(Data entries for graphics)

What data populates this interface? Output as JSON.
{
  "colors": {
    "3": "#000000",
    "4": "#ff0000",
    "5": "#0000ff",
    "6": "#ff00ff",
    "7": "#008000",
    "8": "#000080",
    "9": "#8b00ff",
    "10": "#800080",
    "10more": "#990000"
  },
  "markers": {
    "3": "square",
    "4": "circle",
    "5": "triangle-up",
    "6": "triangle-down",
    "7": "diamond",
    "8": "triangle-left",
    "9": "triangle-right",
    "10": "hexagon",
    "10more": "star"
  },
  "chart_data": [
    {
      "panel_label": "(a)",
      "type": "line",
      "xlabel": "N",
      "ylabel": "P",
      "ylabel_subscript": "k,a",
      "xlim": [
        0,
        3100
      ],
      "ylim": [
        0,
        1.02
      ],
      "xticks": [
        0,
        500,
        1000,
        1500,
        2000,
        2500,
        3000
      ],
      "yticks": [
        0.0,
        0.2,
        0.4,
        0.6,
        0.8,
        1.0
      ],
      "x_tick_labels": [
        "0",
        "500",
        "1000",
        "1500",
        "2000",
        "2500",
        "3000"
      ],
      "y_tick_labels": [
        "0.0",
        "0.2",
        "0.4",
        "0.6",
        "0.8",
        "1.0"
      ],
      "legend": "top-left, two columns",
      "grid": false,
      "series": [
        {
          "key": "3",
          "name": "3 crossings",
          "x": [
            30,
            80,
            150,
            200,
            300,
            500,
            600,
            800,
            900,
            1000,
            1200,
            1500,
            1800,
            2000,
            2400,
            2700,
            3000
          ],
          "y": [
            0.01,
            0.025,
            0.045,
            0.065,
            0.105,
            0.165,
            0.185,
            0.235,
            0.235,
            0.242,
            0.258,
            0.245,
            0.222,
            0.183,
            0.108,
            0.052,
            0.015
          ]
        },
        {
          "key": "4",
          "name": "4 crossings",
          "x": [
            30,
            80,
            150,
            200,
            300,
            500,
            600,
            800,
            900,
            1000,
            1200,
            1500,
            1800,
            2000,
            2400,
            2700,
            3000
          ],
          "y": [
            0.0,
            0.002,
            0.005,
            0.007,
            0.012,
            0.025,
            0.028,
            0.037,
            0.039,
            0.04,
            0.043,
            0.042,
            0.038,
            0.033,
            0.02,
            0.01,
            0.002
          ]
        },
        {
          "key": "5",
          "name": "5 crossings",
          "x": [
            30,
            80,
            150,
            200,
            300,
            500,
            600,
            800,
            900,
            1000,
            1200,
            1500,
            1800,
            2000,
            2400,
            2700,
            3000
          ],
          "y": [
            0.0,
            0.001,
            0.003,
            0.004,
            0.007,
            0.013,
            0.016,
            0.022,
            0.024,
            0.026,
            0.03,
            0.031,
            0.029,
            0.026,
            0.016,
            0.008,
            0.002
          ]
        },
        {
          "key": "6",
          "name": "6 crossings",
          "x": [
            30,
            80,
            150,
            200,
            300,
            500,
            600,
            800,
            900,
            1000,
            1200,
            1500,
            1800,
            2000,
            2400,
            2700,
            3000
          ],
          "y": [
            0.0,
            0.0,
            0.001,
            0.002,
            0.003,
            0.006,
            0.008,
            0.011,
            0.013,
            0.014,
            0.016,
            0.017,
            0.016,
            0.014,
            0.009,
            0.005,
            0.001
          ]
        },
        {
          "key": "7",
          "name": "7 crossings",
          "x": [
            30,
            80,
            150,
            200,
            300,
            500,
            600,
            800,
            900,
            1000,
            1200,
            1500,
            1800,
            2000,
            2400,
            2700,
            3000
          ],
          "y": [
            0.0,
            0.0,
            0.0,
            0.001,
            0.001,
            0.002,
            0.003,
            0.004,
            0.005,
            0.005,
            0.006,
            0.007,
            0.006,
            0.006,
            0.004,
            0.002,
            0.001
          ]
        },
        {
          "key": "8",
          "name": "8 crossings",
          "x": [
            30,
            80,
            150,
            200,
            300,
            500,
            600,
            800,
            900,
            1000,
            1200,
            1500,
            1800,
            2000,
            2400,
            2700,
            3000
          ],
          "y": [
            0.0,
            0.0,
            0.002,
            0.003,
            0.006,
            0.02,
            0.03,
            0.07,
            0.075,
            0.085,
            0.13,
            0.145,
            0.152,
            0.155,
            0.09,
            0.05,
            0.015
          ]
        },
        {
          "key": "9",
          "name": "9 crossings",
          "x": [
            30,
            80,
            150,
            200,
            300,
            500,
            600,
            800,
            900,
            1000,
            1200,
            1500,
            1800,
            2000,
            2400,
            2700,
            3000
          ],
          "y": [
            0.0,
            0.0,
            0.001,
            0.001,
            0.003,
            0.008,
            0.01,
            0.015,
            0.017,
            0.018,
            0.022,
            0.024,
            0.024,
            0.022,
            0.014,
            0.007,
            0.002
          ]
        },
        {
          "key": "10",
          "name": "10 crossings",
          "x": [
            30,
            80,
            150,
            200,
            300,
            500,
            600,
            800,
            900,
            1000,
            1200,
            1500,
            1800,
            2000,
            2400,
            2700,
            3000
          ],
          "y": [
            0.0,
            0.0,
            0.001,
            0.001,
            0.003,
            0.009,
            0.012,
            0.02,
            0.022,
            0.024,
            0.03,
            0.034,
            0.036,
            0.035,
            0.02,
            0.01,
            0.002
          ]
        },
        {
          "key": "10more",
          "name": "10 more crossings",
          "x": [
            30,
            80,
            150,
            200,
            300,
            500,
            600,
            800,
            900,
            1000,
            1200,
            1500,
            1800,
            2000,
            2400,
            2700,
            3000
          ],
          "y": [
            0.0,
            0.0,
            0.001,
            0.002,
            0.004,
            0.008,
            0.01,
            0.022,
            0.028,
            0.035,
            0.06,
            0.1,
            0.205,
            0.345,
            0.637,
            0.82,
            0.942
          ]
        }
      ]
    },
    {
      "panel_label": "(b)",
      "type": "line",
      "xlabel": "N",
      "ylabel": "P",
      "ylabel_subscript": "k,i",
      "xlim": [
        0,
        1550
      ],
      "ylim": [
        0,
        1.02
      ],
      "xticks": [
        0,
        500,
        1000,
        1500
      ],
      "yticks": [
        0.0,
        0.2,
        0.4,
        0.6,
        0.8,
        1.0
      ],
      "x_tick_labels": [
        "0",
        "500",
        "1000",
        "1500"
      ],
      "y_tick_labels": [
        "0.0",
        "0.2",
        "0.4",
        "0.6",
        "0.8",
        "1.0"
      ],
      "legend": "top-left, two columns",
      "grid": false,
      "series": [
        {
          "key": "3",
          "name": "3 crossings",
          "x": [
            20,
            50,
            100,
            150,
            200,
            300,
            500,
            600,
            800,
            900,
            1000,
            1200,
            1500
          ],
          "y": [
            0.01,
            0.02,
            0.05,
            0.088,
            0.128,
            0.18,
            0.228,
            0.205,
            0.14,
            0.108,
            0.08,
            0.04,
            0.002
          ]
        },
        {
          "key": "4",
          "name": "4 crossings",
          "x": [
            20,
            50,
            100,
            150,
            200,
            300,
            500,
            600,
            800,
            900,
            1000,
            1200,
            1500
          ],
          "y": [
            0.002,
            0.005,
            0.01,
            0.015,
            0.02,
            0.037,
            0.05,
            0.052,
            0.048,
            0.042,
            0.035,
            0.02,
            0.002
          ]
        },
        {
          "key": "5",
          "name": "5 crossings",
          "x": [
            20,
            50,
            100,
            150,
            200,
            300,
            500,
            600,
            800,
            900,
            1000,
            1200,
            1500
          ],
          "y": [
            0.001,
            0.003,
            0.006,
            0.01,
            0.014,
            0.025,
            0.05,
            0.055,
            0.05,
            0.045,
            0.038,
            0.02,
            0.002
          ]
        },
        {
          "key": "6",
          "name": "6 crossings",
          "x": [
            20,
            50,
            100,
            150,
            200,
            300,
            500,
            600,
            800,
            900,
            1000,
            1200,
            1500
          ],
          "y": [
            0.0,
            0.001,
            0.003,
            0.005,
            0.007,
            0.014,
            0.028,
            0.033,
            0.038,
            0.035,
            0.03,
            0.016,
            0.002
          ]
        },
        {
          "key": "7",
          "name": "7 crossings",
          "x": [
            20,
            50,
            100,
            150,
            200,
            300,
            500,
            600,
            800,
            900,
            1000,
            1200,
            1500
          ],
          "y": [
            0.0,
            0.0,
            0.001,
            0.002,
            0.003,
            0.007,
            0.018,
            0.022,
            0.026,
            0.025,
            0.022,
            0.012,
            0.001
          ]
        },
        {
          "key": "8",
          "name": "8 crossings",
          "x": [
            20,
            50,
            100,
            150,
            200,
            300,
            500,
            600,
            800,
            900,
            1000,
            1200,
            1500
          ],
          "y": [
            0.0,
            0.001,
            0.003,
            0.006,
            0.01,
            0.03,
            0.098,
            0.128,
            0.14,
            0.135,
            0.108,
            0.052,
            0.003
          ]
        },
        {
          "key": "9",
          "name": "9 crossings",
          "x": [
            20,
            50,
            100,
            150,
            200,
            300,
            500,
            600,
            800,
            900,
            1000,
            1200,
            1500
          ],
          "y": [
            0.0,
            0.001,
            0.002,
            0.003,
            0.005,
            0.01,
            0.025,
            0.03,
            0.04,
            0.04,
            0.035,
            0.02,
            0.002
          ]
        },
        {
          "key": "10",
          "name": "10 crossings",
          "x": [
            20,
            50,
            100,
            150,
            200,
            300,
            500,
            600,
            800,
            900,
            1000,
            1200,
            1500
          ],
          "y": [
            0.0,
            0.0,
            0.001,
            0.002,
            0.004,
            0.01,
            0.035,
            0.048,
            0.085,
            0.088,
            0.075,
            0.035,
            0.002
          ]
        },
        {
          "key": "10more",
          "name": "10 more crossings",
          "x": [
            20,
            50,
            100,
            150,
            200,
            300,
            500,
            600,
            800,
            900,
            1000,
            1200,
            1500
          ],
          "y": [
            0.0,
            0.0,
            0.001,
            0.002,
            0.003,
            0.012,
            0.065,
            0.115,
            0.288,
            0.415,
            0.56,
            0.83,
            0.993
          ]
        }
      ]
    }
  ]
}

#### [Problem]
Collect each line of the entries that has the word "triangle", copying it in full.

#### [Exercise response]
    "5": "triangle-up",
    "6": "triangle-down",
    "8": "triangle-left",
    "9": "triangle-right",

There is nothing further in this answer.